Extracts from a graphics dataset
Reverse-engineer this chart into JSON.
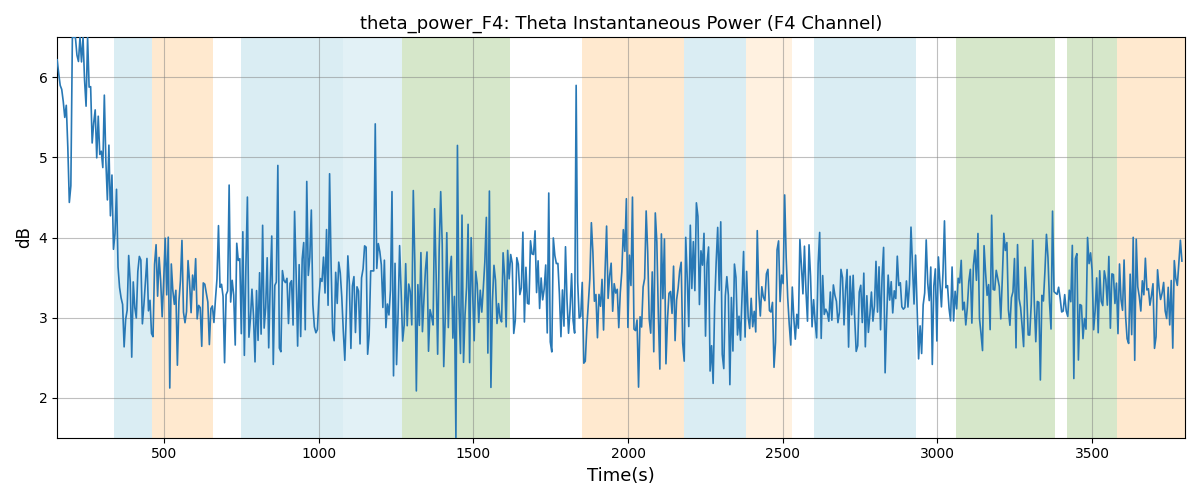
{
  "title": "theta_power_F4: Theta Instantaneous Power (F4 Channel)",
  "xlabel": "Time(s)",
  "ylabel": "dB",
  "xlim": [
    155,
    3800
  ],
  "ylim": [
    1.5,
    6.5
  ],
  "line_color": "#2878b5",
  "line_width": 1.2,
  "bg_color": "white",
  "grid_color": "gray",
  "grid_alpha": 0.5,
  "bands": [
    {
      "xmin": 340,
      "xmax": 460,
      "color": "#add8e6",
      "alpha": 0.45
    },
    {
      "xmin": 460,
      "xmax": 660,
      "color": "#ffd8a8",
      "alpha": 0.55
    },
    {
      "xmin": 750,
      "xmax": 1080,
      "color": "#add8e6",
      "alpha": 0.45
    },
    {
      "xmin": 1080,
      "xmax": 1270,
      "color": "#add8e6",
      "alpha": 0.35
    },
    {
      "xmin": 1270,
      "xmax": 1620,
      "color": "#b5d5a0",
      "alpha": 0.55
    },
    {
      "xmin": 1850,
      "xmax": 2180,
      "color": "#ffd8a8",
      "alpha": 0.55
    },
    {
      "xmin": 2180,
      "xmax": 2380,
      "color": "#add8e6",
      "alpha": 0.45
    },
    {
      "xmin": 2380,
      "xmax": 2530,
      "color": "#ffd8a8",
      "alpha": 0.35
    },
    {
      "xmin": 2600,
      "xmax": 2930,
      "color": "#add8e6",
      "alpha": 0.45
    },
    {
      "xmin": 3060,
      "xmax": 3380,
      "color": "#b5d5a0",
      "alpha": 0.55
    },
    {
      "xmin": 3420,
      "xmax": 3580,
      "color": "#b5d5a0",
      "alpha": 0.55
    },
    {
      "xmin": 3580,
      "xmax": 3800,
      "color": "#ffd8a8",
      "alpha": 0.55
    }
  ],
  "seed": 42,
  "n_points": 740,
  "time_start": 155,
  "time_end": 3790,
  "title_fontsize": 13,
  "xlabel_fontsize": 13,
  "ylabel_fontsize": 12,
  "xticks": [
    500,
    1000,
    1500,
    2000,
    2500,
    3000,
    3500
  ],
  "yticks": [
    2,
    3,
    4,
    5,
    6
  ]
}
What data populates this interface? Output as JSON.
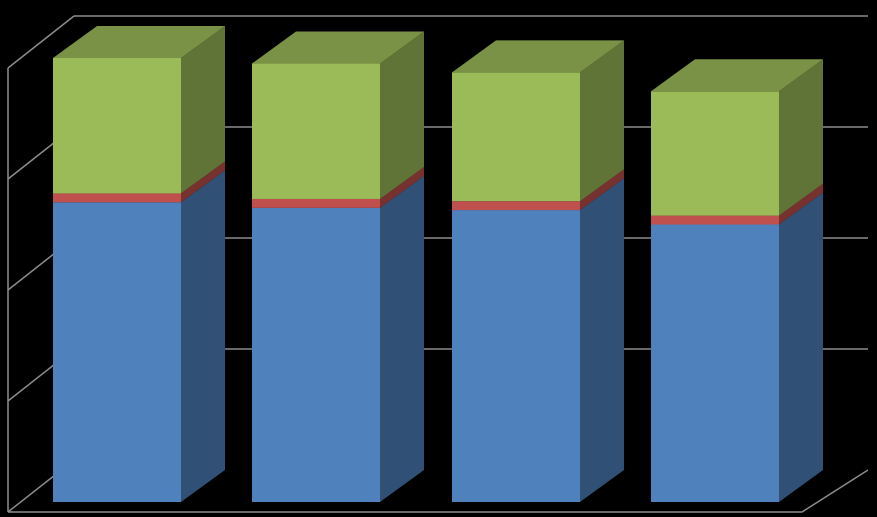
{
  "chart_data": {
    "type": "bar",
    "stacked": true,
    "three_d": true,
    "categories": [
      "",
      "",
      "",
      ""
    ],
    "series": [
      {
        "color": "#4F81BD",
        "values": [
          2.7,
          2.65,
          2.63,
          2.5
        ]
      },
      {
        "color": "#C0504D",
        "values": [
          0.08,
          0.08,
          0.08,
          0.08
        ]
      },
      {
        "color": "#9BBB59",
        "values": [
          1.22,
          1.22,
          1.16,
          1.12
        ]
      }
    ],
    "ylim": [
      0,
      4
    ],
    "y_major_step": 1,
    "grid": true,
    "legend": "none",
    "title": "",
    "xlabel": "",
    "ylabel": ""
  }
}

• Written exercise: Reproduce every line precisely as given, omitting all pictures.

• Complete response:
Reverse-engineer this chart into JSON.
{
  "title": "theta_power_F4: Theta Instantaneous Power (F4 Channel)",
  "xlabel": "Time(s)",
  "ylabel": "dB",
  "xlim": [
    155,
    3800
  ],
  "ylim": [
    1.5,
    6.5
  ],
  "line_color": "#2878b5",
  "line_width": 1.2,
  "bg_color": "white",
  "grid_color": "gray",
  "grid_alpha": 0.5,
  "bands": [
    {
      "xmin": 340,
      "xmax": 460,
      "color": "#add8e6",
      "alpha": 0.45
    },
    {
      "xmin": 460,
      "xmax": 660,
      "color": "#ffd8a8",
      "alpha": 0.55
    },
    {
      "xmin": 750,
      "xmax": 1080,
      "color": "#add8e6",
      "alpha": 0.45
    },
    {
      "xmin": 1080,
      "xmax": 1270,
      "color": "#add8e6",
      "alpha": 0.35
    },
    {
      "xmin": 1270,
      "xmax": 1620,
      "color": "#b5d5a0",
      "alpha": 0.55
    },
    {
      "xmin": 1850,
      "xmax": 2180,
      "color": "#ffd8a8",
      "alpha": 0.55
    },
    {
      "xmin": 2180,
      "xmax": 2380,
      "color": "#add8e6",
      "alpha": 0.45
    },
    {
      "xmin": 2380,
      "xmax": 2530,
      "color": "#ffd8a8",
      "alpha": 0.35
    },
    {
      "xmin": 2600,
      "xmax": 2930,
      "color": "#add8e6",
      "alpha": 0.45
    },
    {
      "xmin": 3060,
      "xmax": 3380,
      "color": "#b5d5a0",
      "alpha": 0.55
    },
    {
      "xmin": 3420,
      "xmax": 3580,
      "color": "#b5d5a0",
      "alpha": 0.55
    },
    {
      "xmin": 3580,
      "xmax": 3800,
      "color": "#ffd8a8",
      "alpha": 0.55
    }
  ],
  "seed": 42,
  "n_points": 740,
  "time_start": 155,
  "time_end": 3790,
  "title_fontsize": 13,
  "xlabel_fontsize": 13,
  "ylabel_fontsize": 12,
  "xticks": [
    500,
    1000,
    1500,
    2000,
    2500,
    3000,
    3500
  ],
  "yticks": [
    2,
    3,
    4,
    5,
    6
  ]
}
What data populates this interface? Output as JSON.
{
  "chart_data": {
    "type": "bar",
    "stacked": true,
    "three_d": true,
    "categories": [
      "",
      "",
      "",
      ""
    ],
    "series": [
      {
        "color": "#4F81BD",
        "values": [
          2.7,
          2.65,
          2.63,
          2.5
        ]
      },
      {
        "color": "#C0504D",
        "values": [
          0.08,
          0.08,
          0.08,
          0.08
        ]
      },
      {
        "color": "#9BBB59",
        "values": [
          1.22,
          1.22,
          1.16,
          1.12
        ]
      }
    ],
    "ylim": [
      0,
      4
    ],
    "y_major_step": 1,
    "grid": true,
    "legend": "none",
    "title": "",
    "xlabel": "",
    "ylabel": ""
  }
}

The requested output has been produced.